- Work instructions -
Look for "name" in each line of the entries, and return the matching lines.

━━ Records for this task

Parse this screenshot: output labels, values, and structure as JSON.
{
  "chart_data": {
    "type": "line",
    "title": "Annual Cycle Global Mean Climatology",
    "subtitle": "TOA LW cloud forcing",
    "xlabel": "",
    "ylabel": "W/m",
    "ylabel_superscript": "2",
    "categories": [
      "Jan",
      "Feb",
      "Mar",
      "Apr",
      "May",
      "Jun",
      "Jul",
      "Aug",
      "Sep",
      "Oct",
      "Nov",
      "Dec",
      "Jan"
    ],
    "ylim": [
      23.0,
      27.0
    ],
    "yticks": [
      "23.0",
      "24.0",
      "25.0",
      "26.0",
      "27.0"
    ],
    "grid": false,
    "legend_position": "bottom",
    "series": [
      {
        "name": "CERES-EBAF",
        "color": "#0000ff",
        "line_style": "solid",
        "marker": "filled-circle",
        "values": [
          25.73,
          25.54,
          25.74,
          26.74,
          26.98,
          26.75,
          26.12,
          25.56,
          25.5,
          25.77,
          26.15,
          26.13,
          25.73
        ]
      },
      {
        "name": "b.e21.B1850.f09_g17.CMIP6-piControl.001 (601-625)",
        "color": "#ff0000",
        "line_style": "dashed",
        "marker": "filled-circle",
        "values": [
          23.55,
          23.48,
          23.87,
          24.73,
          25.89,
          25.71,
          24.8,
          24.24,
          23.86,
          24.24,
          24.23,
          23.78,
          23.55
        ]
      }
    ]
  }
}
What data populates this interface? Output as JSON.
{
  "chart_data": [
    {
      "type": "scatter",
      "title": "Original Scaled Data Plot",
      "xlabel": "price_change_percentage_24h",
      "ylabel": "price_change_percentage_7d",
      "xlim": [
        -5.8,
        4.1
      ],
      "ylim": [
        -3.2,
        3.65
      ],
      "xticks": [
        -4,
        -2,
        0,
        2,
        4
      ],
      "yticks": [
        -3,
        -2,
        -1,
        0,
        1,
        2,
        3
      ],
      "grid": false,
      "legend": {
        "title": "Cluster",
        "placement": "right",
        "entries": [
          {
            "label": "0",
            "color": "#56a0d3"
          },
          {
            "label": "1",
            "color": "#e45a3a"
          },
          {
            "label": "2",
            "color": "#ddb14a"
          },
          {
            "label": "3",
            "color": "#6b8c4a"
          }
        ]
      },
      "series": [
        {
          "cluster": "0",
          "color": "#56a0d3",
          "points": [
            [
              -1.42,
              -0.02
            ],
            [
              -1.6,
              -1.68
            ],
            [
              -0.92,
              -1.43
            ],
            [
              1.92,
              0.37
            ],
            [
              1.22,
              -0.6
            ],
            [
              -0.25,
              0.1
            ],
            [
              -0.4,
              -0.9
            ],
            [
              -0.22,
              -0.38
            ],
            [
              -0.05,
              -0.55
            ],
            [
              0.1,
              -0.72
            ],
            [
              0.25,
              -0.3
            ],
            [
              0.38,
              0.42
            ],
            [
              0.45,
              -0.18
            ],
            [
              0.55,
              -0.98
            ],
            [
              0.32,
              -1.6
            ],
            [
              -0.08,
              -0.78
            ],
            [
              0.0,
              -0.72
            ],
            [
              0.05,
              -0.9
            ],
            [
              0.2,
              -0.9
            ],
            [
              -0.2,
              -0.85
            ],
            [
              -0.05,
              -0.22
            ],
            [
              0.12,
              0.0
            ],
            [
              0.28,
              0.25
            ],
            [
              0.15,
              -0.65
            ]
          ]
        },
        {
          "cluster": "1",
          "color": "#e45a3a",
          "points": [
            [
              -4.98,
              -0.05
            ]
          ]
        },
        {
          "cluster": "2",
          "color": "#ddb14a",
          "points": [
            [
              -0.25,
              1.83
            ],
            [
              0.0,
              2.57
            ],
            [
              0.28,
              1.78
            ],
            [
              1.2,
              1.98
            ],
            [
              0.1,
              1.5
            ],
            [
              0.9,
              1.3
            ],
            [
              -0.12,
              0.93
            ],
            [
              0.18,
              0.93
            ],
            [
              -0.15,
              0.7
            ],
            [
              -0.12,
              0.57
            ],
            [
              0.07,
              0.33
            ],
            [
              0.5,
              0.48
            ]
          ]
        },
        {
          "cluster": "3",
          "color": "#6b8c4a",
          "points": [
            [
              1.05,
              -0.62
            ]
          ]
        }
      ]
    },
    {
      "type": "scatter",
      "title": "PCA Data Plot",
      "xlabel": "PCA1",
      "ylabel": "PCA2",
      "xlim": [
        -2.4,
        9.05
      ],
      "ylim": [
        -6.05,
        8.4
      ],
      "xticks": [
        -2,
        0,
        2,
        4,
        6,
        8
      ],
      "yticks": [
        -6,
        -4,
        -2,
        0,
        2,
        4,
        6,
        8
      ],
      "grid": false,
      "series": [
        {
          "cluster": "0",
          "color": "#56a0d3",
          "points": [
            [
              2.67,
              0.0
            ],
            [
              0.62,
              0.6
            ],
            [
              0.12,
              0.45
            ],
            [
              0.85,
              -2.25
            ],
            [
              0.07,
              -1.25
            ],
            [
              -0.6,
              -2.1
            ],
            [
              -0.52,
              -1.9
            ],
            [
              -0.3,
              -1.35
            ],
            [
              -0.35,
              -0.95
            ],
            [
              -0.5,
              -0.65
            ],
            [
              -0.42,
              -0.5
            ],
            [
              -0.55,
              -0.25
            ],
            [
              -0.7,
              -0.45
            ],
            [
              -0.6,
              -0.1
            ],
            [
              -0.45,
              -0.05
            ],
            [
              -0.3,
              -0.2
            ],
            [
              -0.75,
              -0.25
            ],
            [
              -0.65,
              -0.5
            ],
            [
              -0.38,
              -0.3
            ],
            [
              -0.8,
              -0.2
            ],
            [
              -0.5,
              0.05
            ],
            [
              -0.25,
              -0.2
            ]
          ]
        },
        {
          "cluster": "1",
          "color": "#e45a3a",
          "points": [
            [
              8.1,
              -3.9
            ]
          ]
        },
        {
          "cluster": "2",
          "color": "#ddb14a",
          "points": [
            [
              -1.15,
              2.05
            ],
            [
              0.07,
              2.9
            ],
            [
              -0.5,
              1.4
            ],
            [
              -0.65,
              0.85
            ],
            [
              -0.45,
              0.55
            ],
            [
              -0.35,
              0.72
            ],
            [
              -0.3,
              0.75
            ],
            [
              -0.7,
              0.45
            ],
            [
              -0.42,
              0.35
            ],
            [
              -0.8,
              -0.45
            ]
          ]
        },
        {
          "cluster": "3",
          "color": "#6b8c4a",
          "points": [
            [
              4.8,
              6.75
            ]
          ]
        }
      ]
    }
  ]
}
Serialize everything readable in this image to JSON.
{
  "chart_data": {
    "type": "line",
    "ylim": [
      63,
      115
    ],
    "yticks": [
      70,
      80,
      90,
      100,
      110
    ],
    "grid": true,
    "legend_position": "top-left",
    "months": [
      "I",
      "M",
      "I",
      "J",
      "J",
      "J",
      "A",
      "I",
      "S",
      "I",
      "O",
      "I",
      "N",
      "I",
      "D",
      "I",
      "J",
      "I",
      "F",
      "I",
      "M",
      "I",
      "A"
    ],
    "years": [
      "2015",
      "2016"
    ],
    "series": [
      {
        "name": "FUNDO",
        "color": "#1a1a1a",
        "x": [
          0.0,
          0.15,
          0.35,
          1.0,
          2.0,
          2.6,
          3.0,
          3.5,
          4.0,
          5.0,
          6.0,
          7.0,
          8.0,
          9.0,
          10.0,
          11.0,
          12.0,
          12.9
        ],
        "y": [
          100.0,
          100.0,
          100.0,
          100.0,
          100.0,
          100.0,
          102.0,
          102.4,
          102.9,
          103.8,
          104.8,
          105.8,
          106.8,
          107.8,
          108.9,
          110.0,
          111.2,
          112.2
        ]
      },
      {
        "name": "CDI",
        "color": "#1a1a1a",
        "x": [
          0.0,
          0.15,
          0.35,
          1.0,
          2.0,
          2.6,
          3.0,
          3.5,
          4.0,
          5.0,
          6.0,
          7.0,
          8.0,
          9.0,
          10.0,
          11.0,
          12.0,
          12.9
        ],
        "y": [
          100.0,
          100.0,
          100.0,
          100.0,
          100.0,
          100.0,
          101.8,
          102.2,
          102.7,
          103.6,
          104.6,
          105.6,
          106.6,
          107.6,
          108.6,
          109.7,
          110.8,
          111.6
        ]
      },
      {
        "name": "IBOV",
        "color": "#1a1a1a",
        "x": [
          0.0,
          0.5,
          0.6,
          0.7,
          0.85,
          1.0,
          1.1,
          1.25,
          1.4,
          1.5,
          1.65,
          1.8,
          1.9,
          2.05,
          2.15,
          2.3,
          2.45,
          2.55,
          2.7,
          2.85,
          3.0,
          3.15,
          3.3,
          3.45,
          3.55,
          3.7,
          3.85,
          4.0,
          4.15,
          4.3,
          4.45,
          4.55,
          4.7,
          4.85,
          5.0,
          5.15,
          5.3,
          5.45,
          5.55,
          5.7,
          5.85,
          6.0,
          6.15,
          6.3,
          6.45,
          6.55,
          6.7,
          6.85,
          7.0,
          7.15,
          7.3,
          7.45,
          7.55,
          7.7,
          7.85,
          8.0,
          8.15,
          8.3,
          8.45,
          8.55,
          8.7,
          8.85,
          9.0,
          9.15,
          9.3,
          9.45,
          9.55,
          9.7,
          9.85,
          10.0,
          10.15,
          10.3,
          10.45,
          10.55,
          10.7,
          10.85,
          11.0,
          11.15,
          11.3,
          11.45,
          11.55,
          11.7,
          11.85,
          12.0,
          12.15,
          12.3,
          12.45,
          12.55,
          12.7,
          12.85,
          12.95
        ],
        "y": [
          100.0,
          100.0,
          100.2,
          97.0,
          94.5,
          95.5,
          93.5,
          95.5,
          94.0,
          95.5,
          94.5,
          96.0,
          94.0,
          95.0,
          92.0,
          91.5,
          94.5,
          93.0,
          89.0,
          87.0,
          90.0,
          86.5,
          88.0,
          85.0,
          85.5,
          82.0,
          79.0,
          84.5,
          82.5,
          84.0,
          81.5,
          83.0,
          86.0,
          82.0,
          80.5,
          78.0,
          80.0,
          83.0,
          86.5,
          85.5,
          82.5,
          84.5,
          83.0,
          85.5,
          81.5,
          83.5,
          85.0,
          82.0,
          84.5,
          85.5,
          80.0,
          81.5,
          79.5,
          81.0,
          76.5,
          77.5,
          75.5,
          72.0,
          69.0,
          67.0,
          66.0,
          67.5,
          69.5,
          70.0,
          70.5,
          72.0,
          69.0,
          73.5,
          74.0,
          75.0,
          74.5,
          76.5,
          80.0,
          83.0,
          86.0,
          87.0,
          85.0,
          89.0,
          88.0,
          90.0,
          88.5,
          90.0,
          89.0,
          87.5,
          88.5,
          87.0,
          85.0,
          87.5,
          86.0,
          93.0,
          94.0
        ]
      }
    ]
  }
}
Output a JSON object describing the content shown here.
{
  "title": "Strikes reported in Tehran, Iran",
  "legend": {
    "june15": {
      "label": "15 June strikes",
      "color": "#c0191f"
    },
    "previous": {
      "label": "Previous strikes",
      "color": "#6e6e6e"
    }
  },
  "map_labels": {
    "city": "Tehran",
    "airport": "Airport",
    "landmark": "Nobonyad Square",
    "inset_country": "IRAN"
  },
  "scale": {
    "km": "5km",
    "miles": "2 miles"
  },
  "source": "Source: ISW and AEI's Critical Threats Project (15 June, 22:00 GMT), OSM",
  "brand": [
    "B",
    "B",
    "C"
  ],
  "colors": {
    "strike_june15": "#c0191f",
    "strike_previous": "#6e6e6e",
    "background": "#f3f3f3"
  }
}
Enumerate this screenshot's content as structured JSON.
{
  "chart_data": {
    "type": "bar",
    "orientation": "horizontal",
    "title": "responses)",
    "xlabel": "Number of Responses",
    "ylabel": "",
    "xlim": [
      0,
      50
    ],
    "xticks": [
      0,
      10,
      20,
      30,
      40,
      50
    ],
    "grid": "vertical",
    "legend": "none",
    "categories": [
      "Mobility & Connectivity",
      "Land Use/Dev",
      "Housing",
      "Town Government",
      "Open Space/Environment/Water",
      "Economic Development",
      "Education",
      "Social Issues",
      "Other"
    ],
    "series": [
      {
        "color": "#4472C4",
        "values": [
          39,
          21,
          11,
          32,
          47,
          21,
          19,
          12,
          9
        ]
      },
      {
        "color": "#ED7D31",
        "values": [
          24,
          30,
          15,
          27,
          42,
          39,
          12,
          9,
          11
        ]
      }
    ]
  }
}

━━━━

- Output -
        "name": "CERES-EBAF",
        "name": "b.e21.B1850.f09_g17.CMIP6-piControl.001 (601-625)",
        "name": "FUNDO",
        "name": "CDI",
        "name": "IBOV",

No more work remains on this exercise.